Your instructions »
Restate each entry word for word, leaving nothing out.

>> START Data shown

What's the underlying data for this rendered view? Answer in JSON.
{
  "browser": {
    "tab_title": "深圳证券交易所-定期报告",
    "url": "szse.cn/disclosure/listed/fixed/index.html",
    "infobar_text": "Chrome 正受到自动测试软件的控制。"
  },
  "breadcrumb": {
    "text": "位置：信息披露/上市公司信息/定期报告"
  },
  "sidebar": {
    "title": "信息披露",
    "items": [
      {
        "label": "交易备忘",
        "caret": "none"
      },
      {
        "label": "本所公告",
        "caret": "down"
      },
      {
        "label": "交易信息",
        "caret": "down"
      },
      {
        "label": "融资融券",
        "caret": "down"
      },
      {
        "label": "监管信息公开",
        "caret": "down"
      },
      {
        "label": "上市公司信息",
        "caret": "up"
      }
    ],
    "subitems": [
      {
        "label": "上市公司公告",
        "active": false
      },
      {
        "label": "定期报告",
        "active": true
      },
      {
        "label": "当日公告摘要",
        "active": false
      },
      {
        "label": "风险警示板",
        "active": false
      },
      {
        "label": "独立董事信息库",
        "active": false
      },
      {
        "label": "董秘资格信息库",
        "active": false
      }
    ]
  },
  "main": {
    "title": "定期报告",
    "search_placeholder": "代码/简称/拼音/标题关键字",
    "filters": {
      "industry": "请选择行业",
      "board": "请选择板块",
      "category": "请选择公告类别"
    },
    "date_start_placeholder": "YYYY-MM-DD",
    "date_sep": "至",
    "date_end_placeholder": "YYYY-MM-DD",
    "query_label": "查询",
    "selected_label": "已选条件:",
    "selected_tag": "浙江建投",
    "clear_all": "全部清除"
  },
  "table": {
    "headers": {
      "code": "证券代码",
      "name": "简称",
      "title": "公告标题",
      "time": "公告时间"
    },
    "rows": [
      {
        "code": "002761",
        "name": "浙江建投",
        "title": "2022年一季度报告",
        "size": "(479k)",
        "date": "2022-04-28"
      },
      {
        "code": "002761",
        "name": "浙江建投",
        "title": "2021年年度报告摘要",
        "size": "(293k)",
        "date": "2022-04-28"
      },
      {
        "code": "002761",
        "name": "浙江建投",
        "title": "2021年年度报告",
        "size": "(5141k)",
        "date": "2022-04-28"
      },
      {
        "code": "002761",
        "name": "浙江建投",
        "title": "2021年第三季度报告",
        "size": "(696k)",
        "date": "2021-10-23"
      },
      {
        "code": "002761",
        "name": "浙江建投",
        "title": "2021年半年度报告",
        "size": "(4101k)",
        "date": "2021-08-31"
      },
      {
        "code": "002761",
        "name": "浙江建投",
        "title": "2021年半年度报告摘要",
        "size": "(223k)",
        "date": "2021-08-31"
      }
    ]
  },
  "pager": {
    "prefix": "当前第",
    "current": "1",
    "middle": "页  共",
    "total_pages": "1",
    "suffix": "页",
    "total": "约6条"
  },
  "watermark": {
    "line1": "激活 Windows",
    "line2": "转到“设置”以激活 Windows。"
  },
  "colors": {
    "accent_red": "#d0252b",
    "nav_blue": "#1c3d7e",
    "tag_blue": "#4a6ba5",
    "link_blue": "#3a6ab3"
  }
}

>> END Data shown

Answer for this exercise »
What's the underlying data for this rendered view? Answer in JSON.
{
  "browser": {
    "tab_title": "深圳证券交易所-定期报告",
    "url": "szse.cn/disclosure/listed/fixed/index.html",
    "infobar_text": "Chrome 正受到自动测试软件的控制。"
  },
  "breadcrumb": {
    "text": "位置：信息披露/上市公司信息/定期报告"
  },
  "sidebar": {
    "title": "信息披露",
    "items": [
      {
        "label": "交易备忘",
        "caret": "none"
      },
      {
        "label": "本所公告",
        "caret": "down"
      },
      {
        "label": "交易信息",
        "caret": "down"
      },
      {
        "label": "融资融券",
        "caret": "down"
      },
      {
        "label": "监管信息公开",
        "caret": "down"
      },
      {
        "label": "上市公司信息",
        "caret": "up"
      }
    ],
    "subitems": [
      {
        "label": "上市公司公告",
        "active": false
      },
      {
        "label": "定期报告",
        "active": true
      },
      {
        "label": "当日公告摘要",
        "active": false
      },
      {
        "label": "风险警示板",
        "active": false
      },
      {
        "label": "独立董事信息库",
        "active": false
      },
      {
        "label": "董秘资格信息库",
        "active": false
      }
    ]
  },
  "main": {
    "title": "定期报告",
    "search_placeholder": "代码/简称/拼音/标题关键字",
    "filters": {
      "industry": "请选择行业",
      "board": "请选择板块",
      "category": "请选择公告类别"
    },
    "date_start_placeholder": "YYYY-MM-DD",
    "date_sep": "至",
    "date_end_placeholder": "YYYY-MM-DD",
    "query_label": "查询",
    "selected_label": "已选条件:",
    "selected_tag": "浙江建投",
    "clear_all": "全部清除"
  },
  "table": {
    "headers": {
      "code": "证券代码",
      "name": "简称",
      "title": "公告标题",
      "time": "公告时间"
    },
    "rows": [
      {
        "code": "002761",
        "name": "浙江建投",
        "title": "2022年一季度报告",
        "size": "(479k)",
        "date": "2022-04-28"
      },
      {
        "code": "002761",
        "name": "浙江建投",
        "title": "2021年年度报告摘要",
        "size": "(293k)",
        "date": "2022-04-28"
      },
      {
        "code": "002761",
        "name": "浙江建投",
        "title": "2021年年度报告",
        "size": "(5141k)",
        "date": "2022-04-28"
      },
      {
        "code": "002761",
        "name": "浙江建投",
        "title": "2021年第三季度报告",
        "size": "(696k)",
        "date": "2021-10-23"
      },
      {
        "code": "002761",
        "name": "浙江建投",
        "title": "2021年半年度报告",
        "size": "(4101k)",
        "date": "2021-08-31"
      },
      {
        "code": "002761",
        "name": "浙江建投",
        "title": "2021年半年度报告摘要",
        "size": "(223k)",
        "date": "2021-08-31"
      }
    ]
  },
  "pager": {
    "prefix": "当前第",
    "current": "1",
    "middle": "页  共",
    "total_pages": "1",
    "suffix": "页",
    "total": "约6条"
  },
  "watermark": {
    "line1": "激活 Windows",
    "line2": "转到“设置”以激活 Windows。"
  },
  "colors": {
    "accent_red": "#d0252b",
    "nav_blue": "#1c3d7e",
    "tag_blue": "#4a6ba5",
    "link_blue": "#3a6ab3"
  }
}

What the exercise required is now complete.